◆ STORED RECORDS:
- - - -
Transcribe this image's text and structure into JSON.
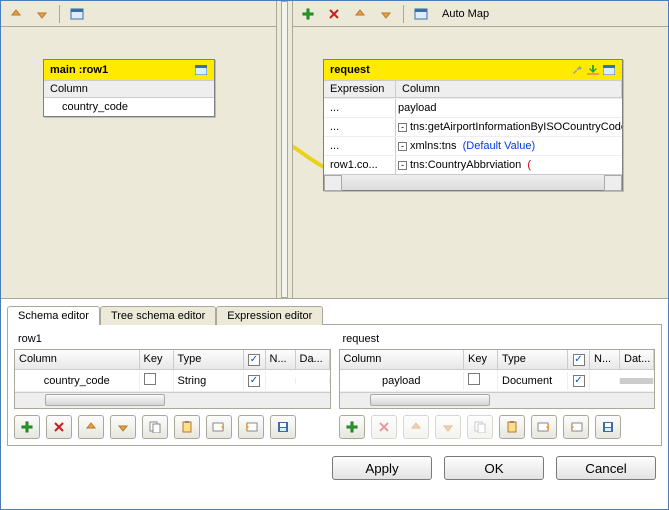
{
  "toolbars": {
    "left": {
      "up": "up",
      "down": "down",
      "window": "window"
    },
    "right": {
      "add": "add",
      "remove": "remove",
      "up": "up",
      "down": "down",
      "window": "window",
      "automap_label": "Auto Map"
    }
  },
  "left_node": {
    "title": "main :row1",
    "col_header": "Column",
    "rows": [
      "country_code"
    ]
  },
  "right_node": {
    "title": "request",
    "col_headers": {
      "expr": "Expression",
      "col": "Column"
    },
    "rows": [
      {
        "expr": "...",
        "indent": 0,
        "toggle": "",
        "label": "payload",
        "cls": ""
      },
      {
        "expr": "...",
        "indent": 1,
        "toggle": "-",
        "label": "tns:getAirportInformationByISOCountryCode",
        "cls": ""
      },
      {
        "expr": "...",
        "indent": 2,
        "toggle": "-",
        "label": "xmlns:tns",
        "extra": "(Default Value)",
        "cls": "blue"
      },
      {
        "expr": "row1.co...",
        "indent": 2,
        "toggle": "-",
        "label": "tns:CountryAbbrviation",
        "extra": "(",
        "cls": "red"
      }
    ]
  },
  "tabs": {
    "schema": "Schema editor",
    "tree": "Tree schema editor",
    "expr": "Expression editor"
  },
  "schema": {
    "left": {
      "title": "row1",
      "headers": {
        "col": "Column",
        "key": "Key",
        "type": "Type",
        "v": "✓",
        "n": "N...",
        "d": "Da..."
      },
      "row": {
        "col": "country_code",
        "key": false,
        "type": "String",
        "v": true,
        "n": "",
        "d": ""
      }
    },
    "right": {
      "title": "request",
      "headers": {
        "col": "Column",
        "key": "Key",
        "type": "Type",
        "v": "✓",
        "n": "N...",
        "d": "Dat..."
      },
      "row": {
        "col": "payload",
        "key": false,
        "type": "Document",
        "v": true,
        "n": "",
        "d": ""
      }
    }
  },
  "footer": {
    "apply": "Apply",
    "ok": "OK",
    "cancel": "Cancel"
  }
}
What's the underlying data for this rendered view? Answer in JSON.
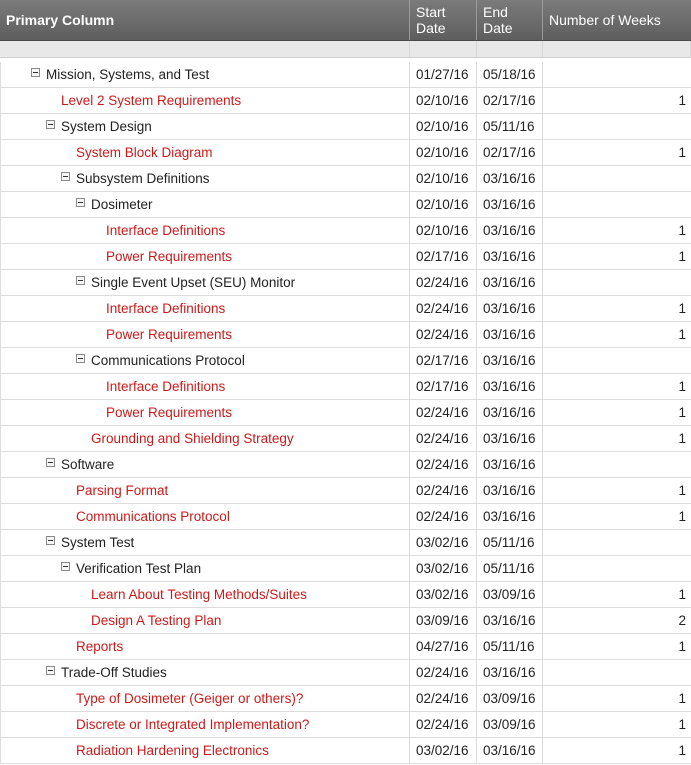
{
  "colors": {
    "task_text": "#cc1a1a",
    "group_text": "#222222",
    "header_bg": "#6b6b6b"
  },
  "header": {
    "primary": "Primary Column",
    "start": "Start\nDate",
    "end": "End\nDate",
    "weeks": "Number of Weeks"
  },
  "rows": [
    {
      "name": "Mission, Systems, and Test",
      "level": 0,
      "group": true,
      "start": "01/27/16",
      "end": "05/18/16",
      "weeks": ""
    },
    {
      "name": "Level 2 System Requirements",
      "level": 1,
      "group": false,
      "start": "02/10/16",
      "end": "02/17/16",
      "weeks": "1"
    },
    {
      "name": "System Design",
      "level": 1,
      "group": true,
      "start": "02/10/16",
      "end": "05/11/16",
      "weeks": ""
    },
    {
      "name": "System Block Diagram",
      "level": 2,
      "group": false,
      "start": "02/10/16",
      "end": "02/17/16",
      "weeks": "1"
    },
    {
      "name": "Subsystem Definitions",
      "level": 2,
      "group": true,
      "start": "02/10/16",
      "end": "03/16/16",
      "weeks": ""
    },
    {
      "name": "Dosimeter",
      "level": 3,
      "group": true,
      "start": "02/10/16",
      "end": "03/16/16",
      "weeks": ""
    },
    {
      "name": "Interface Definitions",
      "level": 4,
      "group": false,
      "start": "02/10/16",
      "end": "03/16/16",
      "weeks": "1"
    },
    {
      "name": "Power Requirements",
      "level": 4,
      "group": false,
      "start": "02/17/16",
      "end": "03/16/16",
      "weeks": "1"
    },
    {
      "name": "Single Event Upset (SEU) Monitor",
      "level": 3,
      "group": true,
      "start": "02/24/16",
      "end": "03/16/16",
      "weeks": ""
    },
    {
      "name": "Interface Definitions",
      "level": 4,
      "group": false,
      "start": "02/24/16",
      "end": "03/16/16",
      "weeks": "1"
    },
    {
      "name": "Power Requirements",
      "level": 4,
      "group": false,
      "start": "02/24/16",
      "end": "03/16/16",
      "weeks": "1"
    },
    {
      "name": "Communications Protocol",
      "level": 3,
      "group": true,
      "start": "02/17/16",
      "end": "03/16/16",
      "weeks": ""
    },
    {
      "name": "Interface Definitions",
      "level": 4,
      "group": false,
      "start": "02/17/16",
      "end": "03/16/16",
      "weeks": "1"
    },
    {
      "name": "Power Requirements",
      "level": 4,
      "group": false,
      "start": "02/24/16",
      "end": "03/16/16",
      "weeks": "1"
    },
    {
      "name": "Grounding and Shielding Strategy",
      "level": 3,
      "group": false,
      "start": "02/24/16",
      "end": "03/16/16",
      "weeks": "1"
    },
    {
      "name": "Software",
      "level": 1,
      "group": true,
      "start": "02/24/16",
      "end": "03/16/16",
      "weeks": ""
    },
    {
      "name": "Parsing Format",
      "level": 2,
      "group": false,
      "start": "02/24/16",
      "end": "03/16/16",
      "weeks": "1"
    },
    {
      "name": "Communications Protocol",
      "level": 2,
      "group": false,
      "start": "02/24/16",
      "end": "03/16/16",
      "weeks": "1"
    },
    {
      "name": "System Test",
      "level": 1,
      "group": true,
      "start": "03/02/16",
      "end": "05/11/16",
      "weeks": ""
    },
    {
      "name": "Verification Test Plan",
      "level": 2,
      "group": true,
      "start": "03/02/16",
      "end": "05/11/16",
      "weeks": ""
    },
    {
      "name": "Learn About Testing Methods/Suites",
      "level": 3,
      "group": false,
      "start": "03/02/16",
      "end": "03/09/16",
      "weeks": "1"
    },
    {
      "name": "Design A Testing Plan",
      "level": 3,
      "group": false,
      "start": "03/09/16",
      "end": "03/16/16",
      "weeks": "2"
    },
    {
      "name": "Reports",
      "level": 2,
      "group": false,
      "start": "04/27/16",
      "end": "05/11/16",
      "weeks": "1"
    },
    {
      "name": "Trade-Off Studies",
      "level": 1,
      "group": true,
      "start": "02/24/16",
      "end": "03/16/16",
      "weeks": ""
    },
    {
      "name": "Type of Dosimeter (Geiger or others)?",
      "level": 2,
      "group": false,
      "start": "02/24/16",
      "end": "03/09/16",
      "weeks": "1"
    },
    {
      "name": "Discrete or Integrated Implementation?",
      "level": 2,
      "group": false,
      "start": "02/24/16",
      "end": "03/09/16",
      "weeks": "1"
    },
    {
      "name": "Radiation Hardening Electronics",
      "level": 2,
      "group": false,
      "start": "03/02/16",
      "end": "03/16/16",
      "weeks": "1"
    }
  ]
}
- - - -
◆ DIRECTIONS FOR THIS TASK:
Skip the images and write out the rest of the listing exactly.

◆ FULL RESPONSE:
Transcribe this image's text and structure into JSON.
{
  "toolbars": {
    "left": {
      "up": "up",
      "down": "down",
      "window": "window"
    },
    "right": {
      "add": "add",
      "remove": "remove",
      "up": "up",
      "down": "down",
      "window": "window",
      "automap_label": "Auto Map"
    }
  },
  "left_node": {
    "title": "main :row1",
    "col_header": "Column",
    "rows": [
      "country_code"
    ]
  },
  "right_node": {
    "title": "request",
    "col_headers": {
      "expr": "Expression",
      "col": "Column"
    },
    "rows": [
      {
        "expr": "...",
        "indent": 0,
        "toggle": "",
        "label": "payload",
        "cls": ""
      },
      {
        "expr": "...",
        "indent": 1,
        "toggle": "-",
        "label": "tns:getAirportInformationByISOCountryCode",
        "cls": ""
      },
      {
        "expr": "...",
        "indent": 2,
        "toggle": "-",
        "label": "xmlns:tns",
        "extra": "(Default Value)",
        "cls": "blue"
      },
      {
        "expr": "row1.co...",
        "indent": 2,
        "toggle": "-",
        "label": "tns:CountryAbbrviation",
        "extra": "(",
        "cls": "red"
      }
    ]
  },
  "tabs": {
    "schema": "Schema editor",
    "tree": "Tree schema editor",
    "expr": "Expression editor"
  },
  "schema": {
    "left": {
      "title": "row1",
      "headers": {
        "col": "Column",
        "key": "Key",
        "type": "Type",
        "v": "✓",
        "n": "N...",
        "d": "Da..."
      },
      "row": {
        "col": "country_code",
        "key": false,
        "type": "String",
        "v": true,
        "n": "",
        "d": ""
      }
    },
    "right": {
      "title": "request",
      "headers": {
        "col": "Column",
        "key": "Key",
        "type": "Type",
        "v": "✓",
        "n": "N...",
        "d": "Dat..."
      },
      "row": {
        "col": "payload",
        "key": false,
        "type": "Document",
        "v": true,
        "n": "",
        "d": ""
      }
    }
  },
  "footer": {
    "apply": "Apply",
    "ok": "OK",
    "cancel": "Cancel"
  }
}
What's the underlying data for this rendered view? Answer in JSON.
{
  "colors": {
    "task_text": "#cc1a1a",
    "group_text": "#222222",
    "header_bg": "#6b6b6b"
  },
  "header": {
    "primary": "Primary Column",
    "start": "Start\nDate",
    "end": "End\nDate",
    "weeks": "Number of Weeks"
  },
  "rows": [
    {
      "name": "Mission, Systems, and Test",
      "level": 0,
      "group": true,
      "start": "01/27/16",
      "end": "05/18/16",
      "weeks": ""
    },
    {
      "name": "Level 2 System Requirements",
      "level": 1,
      "group": false,
      "start": "02/10/16",
      "end": "02/17/16",
      "weeks": "1"
    },
    {
      "name": "System Design",
      "level": 1,
      "group": true,
      "start": "02/10/16",
      "end": "05/11/16",
      "weeks": ""
    },
    {
      "name": "System Block Diagram",
      "level": 2,
      "group": false,
      "start": "02/10/16",
      "end": "02/17/16",
      "weeks": "1"
    },
    {
      "name": "Subsystem Definitions",
      "level": 2,
      "group": true,
      "start": "02/10/16",
      "end": "03/16/16",
      "weeks": ""
    },
    {
      "name": "Dosimeter",
      "level": 3,
      "group": true,
      "start": "02/10/16",
      "end": "03/16/16",
      "weeks": ""
    },
    {
      "name": "Interface Definitions",
      "level": 4,
      "group": false,
      "start": "02/10/16",
      "end": "03/16/16",
      "weeks": "1"
    },
    {
      "name": "Power Requirements",
      "level": 4,
      "group": false,
      "start": "02/17/16",
      "end": "03/16/16",
      "weeks": "1"
    },
    {
      "name": "Single Event Upset (SEU) Monitor",
      "level": 3,
      "group": true,
      "start": "02/24/16",
      "end": "03/16/16",
      "weeks": ""
    },
    {
      "name": "Interface Definitions",
      "level": 4,
      "group": false,
      "start": "02/24/16",
      "end": "03/16/16",
      "weeks": "1"
    },
    {
      "name": "Power Requirements",
      "level": 4,
      "group": false,
      "start": "02/24/16",
      "end": "03/16/16",
      "weeks": "1"
    },
    {
      "name": "Communications Protocol",
      "level": 3,
      "group": true,
      "start": "02/17/16",
      "end": "03/16/16",
      "weeks": ""
    },
    {
      "name": "Interface Definitions",
      "level": 4,
      "group": false,
      "start": "02/17/16",
      "end": "03/16/16",
      "weeks": "1"
    },
    {
      "name": "Power Requirements",
      "level": 4,
      "group": false,
      "start": "02/24/16",
      "end": "03/16/16",
      "weeks": "1"
    },
    {
      "name": "Grounding and Shielding Strategy",
      "level": 3,
      "group": false,
      "start": "02/24/16",
      "end": "03/16/16",
      "weeks": "1"
    },
    {
      "name": "Software",
      "level": 1,
      "group": true,
      "start": "02/24/16",
      "end": "03/16/16",
      "weeks": ""
    },
    {
      "name": "Parsing Format",
      "level": 2,
      "group": false,
      "start": "02/24/16",
      "end": "03/16/16",
      "weeks": "1"
    },
    {
      "name": "Communications Protocol",
      "level": 2,
      "group": false,
      "start": "02/24/16",
      "end": "03/16/16",
      "weeks": "1"
    },
    {
      "name": "System Test",
      "level": 1,
      "group": true,
      "start": "03/02/16",
      "end": "05/11/16",
      "weeks": ""
    },
    {
      "name": "Verification Test Plan",
      "level": 2,
      "group": true,
      "start": "03/02/16",
      "end": "05/11/16",
      "weeks": ""
    },
    {
      "name": "Learn About Testing Methods/Suites",
      "level": 3,
      "group": false,
      "start": "03/02/16",
      "end": "03/09/16",
      "weeks": "1"
    },
    {
      "name": "Design A Testing Plan",
      "level": 3,
      "group": false,
      "start": "03/09/16",
      "end": "03/16/16",
      "weeks": "2"
    },
    {
      "name": "Reports",
      "level": 2,
      "group": false,
      "start": "04/27/16",
      "end": "05/11/16",
      "weeks": "1"
    },
    {
      "name": "Trade-Off Studies",
      "level": 1,
      "group": true,
      "start": "02/24/16",
      "end": "03/16/16",
      "weeks": ""
    },
    {
      "name": "Type of Dosimeter (Geiger or others)?",
      "level": 2,
      "group": false,
      "start": "02/24/16",
      "end": "03/09/16",
      "weeks": "1"
    },
    {
      "name": "Discrete or Integrated Implementation?",
      "level": 2,
      "group": false,
      "start": "02/24/16",
      "end": "03/09/16",
      "weeks": "1"
    },
    {
      "name": "Radiation Hardening Electronics",
      "level": 2,
      "group": false,
      "start": "03/02/16",
      "end": "03/16/16",
      "weeks": "1"
    }
  ]
}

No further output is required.